- Complete the following
1. From the article below on heart disease in Hawaii, list the factors Dan Brinkman cited for the decline in admissions and deaths.
2. According to the article below on heart disease in Hawaii, about how many people attended the symposium?

- Extract to read
○ ○ ○ ○ ○ ○ ○

Stephens Media Hawaii

Progress has been made in regard to the number of people admitted to Hawaii hospitals for cardiovascular disease or lost because of it.

According to Hawaii Health Information Corp., the number of admissions for heart attack or stroke statewide dropped from 2,818 in 2006 to 2,285 in 2012. Mortality rates have also fallen, from 8.9 percent in 2006 to 6.6 percent in 2012. These statistics were shared Friday during the Big Island Symposium on Cardiac and Stroke at the Hapuna Beach Prince Hotel.

During the welcoming remarks, Dan Brinkman, Hilo Medical Center’s chief nurse executive, said the decline can be attributed to many things, including the reduction in smoking, now socially less acceptable, and the advances in the medical treatments available. But for Brinkman, a major factor is the collaboration of many organizations, partners and individuals across Hawaii. Such working relationships have bettered the outcomes from patients, especially those who would otherwise be at a disadvantage because of the rural-urban disparities in available care and specialists.

Those types of partnerships did not exist eight years ago, added Cathy Young, vice president of cardiac services at The Queen’s Medical Center.

The symposium highlighted numerous ways local physicians, nurses, program coordinators and administrators are improving care in their communities, often while utilizing a broad spectrum of experts and the latest technology, including telemedicine services. Participants also learn how to identify and treat patients with acute coronary syndrome. There were discussions about the current and emerging treatments. About 130 people attended the event, organized by The Queen’s Medical Center.

○ ○ ○ ○ ○ ○ ○

(Recorded data)
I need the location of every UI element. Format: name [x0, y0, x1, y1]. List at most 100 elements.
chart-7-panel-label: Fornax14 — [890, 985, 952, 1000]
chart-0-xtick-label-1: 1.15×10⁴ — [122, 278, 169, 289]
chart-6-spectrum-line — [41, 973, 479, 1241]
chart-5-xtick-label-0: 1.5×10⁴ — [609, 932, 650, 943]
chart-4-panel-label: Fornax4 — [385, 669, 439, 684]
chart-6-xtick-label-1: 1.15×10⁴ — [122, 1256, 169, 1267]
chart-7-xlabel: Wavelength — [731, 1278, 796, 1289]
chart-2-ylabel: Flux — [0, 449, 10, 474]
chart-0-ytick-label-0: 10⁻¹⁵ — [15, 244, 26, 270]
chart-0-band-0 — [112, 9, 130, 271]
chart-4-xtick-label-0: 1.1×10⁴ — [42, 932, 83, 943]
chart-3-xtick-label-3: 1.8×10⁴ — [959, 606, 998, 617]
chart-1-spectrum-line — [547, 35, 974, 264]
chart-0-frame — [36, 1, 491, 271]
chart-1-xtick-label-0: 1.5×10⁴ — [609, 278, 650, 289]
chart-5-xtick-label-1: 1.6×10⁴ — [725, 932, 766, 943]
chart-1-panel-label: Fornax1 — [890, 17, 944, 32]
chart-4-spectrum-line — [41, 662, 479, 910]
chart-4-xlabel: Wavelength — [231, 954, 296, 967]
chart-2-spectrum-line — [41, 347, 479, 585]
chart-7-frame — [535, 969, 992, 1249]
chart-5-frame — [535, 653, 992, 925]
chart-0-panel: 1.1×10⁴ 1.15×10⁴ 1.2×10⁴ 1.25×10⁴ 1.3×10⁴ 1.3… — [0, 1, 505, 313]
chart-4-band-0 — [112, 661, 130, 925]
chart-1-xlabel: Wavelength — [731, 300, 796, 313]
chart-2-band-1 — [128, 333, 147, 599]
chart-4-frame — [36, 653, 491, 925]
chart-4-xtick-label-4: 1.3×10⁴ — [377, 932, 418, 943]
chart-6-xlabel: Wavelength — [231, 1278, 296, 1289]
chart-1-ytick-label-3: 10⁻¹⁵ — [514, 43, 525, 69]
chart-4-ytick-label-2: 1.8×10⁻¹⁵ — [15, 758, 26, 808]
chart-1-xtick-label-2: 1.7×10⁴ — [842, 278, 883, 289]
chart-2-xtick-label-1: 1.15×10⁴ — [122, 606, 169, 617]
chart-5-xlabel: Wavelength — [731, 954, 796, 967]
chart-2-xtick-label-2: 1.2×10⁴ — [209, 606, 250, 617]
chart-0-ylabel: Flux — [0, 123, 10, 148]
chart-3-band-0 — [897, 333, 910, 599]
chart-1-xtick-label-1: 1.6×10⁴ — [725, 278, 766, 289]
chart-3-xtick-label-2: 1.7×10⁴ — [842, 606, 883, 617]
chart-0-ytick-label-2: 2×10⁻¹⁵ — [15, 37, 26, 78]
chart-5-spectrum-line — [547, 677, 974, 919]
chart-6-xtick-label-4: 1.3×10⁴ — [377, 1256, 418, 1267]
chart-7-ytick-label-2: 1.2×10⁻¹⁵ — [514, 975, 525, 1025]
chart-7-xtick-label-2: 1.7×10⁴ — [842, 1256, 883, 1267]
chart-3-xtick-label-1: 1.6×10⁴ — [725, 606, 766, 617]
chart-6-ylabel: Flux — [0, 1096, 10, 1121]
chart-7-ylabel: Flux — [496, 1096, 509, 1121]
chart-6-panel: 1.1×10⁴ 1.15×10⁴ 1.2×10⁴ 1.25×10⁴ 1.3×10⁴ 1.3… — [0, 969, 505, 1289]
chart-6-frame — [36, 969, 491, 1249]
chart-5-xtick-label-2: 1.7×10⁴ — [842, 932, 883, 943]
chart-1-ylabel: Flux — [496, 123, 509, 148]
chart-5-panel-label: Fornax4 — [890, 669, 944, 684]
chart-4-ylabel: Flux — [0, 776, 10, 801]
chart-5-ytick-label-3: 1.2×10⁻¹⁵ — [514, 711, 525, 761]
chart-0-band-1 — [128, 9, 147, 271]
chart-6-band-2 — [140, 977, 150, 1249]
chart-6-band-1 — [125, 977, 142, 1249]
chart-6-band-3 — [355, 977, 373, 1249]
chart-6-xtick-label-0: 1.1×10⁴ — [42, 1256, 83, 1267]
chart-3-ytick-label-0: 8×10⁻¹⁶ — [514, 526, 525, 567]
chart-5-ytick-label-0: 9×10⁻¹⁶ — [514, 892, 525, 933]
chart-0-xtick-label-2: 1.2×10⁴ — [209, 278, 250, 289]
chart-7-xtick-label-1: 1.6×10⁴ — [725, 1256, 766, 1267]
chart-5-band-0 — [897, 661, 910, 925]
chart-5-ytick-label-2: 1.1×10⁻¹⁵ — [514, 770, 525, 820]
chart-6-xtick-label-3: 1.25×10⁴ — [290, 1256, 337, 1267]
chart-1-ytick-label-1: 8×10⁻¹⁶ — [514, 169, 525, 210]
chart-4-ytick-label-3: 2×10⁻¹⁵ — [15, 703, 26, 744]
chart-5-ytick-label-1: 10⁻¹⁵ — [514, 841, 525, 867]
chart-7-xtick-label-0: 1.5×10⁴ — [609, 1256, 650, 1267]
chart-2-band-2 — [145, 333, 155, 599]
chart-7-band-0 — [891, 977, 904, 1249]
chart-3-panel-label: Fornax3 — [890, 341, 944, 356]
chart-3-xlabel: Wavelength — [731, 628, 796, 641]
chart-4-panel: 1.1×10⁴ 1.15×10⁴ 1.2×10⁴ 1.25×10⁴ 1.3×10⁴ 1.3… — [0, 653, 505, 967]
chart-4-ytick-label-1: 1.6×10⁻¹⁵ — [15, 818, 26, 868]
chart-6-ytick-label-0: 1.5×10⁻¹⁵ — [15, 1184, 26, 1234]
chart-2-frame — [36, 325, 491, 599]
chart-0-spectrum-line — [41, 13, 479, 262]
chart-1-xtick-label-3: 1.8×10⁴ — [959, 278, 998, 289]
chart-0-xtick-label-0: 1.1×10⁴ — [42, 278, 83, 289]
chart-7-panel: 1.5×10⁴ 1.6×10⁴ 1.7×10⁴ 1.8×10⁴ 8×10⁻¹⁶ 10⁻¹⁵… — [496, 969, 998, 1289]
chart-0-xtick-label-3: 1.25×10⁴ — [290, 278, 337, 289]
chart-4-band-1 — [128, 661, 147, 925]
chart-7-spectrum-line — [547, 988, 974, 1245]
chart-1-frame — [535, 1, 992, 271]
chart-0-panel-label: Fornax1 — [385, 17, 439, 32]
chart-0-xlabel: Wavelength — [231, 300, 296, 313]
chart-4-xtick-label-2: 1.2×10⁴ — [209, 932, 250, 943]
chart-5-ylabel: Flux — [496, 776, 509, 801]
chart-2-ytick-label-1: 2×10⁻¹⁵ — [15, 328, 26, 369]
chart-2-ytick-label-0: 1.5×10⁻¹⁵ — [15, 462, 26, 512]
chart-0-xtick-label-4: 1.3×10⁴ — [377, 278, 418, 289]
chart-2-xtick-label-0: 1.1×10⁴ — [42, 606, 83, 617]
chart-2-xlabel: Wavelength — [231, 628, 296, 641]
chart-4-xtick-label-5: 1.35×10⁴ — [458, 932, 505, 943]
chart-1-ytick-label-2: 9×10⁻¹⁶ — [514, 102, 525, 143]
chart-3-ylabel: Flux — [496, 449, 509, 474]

○ ○ ○ ○ ○ ○ ○

- Results
1.
- The reduction in smoking, which is now socially less acceptable
- Advances in the available medical treatments
- Collaboration among many organizations, partners and individuals across Hawaii

2. About 130 people attended.